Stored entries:
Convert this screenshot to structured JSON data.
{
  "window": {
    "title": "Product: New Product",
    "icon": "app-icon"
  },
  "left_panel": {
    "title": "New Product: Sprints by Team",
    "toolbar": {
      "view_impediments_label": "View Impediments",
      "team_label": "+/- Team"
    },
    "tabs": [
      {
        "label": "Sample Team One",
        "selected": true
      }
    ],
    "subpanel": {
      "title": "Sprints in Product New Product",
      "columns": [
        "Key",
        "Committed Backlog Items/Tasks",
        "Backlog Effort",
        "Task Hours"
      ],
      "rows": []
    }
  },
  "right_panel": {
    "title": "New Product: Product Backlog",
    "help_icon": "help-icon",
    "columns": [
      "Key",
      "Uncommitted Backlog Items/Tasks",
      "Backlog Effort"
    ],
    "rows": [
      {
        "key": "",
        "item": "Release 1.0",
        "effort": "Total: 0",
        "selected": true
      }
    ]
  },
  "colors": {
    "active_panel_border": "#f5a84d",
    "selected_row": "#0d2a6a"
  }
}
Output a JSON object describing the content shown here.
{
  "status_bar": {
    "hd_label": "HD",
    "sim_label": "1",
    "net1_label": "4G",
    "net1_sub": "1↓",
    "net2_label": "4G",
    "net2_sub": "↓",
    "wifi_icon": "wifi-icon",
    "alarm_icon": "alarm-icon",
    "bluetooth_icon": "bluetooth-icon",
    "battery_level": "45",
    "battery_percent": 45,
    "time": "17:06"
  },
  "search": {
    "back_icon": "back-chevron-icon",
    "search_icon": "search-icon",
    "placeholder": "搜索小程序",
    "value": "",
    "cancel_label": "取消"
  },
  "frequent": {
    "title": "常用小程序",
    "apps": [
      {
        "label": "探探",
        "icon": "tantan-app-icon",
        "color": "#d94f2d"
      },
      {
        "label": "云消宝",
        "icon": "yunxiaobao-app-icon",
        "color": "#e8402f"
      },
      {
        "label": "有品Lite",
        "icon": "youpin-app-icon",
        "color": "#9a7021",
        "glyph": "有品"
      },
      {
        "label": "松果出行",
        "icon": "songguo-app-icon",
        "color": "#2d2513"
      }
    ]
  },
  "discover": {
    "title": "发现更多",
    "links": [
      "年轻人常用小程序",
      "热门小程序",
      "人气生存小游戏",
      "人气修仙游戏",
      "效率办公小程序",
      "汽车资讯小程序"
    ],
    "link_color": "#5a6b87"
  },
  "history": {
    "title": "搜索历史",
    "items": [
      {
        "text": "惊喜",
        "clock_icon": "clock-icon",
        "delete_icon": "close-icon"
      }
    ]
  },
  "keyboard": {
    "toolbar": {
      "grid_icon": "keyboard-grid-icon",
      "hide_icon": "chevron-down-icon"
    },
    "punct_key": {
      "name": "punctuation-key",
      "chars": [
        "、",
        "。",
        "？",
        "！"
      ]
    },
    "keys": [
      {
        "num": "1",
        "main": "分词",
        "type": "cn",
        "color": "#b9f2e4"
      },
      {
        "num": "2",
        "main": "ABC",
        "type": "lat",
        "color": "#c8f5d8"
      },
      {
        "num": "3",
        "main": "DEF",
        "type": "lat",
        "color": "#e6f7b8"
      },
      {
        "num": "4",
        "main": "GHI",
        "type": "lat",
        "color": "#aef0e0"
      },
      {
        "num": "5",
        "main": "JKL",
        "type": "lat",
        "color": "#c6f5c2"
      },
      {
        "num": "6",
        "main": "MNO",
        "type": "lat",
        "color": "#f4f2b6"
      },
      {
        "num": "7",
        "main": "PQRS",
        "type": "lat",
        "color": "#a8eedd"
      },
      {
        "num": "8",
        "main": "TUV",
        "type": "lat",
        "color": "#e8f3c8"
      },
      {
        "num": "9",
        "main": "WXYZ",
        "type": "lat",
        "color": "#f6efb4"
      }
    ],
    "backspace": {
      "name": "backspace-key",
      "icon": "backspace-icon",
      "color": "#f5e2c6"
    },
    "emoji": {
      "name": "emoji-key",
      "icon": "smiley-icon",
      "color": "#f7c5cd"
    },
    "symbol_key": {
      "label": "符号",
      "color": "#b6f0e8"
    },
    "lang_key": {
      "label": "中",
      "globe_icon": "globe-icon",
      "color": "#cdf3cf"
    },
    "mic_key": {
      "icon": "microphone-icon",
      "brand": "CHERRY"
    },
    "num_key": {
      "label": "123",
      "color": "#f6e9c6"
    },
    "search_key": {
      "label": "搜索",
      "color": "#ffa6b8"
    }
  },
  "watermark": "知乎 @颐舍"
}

*Task instructions:*
Restate the listing above word for word.

*Result of this task:*
Convert this screenshot to structured JSON data.
{
  "window": {
    "title": "Product: New Product",
    "icon": "app-icon"
  },
  "left_panel": {
    "title": "New Product: Sprints by Team",
    "toolbar": {
      "view_impediments_label": "View Impediments",
      "team_label": "+/- Team"
    },
    "tabs": [
      {
        "label": "Sample Team One",
        "selected": true
      }
    ],
    "subpanel": {
      "title": "Sprints in Product New Product",
      "columns": [
        "Key",
        "Committed Backlog Items/Tasks",
        "Backlog Effort",
        "Task Hours"
      ],
      "rows": []
    }
  },
  "right_panel": {
    "title": "New Product: Product Backlog",
    "help_icon": "help-icon",
    "columns": [
      "Key",
      "Uncommitted Backlog Items/Tasks",
      "Backlog Effort"
    ],
    "rows": [
      {
        "key": "",
        "item": "Release 1.0",
        "effort": "Total: 0",
        "selected": true
      }
    ]
  },
  "colors": {
    "active_panel_border": "#f5a84d",
    "selected_row": "#0d2a6a"
  }
}
Output a JSON object describing the content shown here.
{
  "status_bar": {
    "hd_label": "HD",
    "sim_label": "1",
    "net1_label": "4G",
    "net1_sub": "1↓",
    "net2_label": "4G",
    "net2_sub": "↓",
    "wifi_icon": "wifi-icon",
    "alarm_icon": "alarm-icon",
    "bluetooth_icon": "bluetooth-icon",
    "battery_level": "45",
    "battery_percent": 45,
    "time": "17:06"
  },
  "search": {
    "back_icon": "back-chevron-icon",
    "search_icon": "search-icon",
    "placeholder": "搜索小程序",
    "value": "",
    "cancel_label": "取消"
  },
  "frequent": {
    "title": "常用小程序",
    "apps": [
      {
        "label": "探探",
        "icon": "tantan-app-icon",
        "color": "#d94f2d"
      },
      {
        "label": "云消宝",
        "icon": "yunxiaobao-app-icon",
        "color": "#e8402f"
      },
      {
        "label": "有品Lite",
        "icon": "youpin-app-icon",
        "color": "#9a7021",
        "glyph": "有品"
      },
      {
        "label": "松果出行",
        "icon": "songguo-app-icon",
        "color": "#2d2513"
      }
    ]
  },
  "discover": {
    "title": "发现更多",
    "links": [
      "年轻人常用小程序",
      "热门小程序",
      "人气生存小游戏",
      "人气修仙游戏",
      "效率办公小程序",
      "汽车资讯小程序"
    ],
    "link_color": "#5a6b87"
  },
  "history": {
    "title": "搜索历史",
    "items": [
      {
        "text": "惊喜",
        "clock_icon": "clock-icon",
        "delete_icon": "close-icon"
      }
    ]
  },
  "keyboard": {
    "toolbar": {
      "grid_icon": "keyboard-grid-icon",
      "hide_icon": "chevron-down-icon"
    },
    "punct_key": {
      "name": "punctuation-key",
      "chars": [
        "、",
        "。",
        "？",
        "！"
      ]
    },
    "keys": [
      {
        "num": "1",
        "main": "分词",
        "type": "cn",
        "color": "#b9f2e4"
      },
      {
        "num": "2",
        "main": "ABC",
        "type": "lat",
        "color": "#c8f5d8"
      },
      {
        "num": "3",
        "main": "DEF",
        "type": "lat",
        "color": "#e6f7b8"
      },
      {
        "num": "4",
        "main": "GHI",
        "type": "lat",
        "color": "#aef0e0"
      },
      {
        "num": "5",
        "main": "JKL",
        "type": "lat",
        "color": "#c6f5c2"
      },
      {
        "num": "6",
        "main": "MNO",
        "type": "lat",
        "color": "#f4f2b6"
      },
      {
        "num": "7",
        "main": "PQRS",
        "type": "lat",
        "color": "#a8eedd"
      },
      {
        "num": "8",
        "main": "TUV",
        "type": "lat",
        "color": "#e8f3c8"
      },
      {
        "num": "9",
        "main": "WXYZ",
        "type": "lat",
        "color": "#f6efb4"
      }
    ],
    "backspace": {
      "name": "backspace-key",
      "icon": "backspace-icon",
      "color": "#f5e2c6"
    },
    "emoji": {
      "name": "emoji-key",
      "icon": "smiley-icon",
      "color": "#f7c5cd"
    },
    "symbol_key": {
      "label": "符号",
      "color": "#b6f0e8"
    },
    "lang_key": {
      "label": "中",
      "globe_icon": "globe-icon",
      "color": "#cdf3cf"
    },
    "mic_key": {
      "icon": "microphone-icon",
      "brand": "CHERRY"
    },
    "num_key": {
      "label": "123",
      "color": "#f6e9c6"
    },
    "search_key": {
      "label": "搜索",
      "color": "#ffa6b8"
    }
  },
  "watermark": "知乎 @颐舍"
}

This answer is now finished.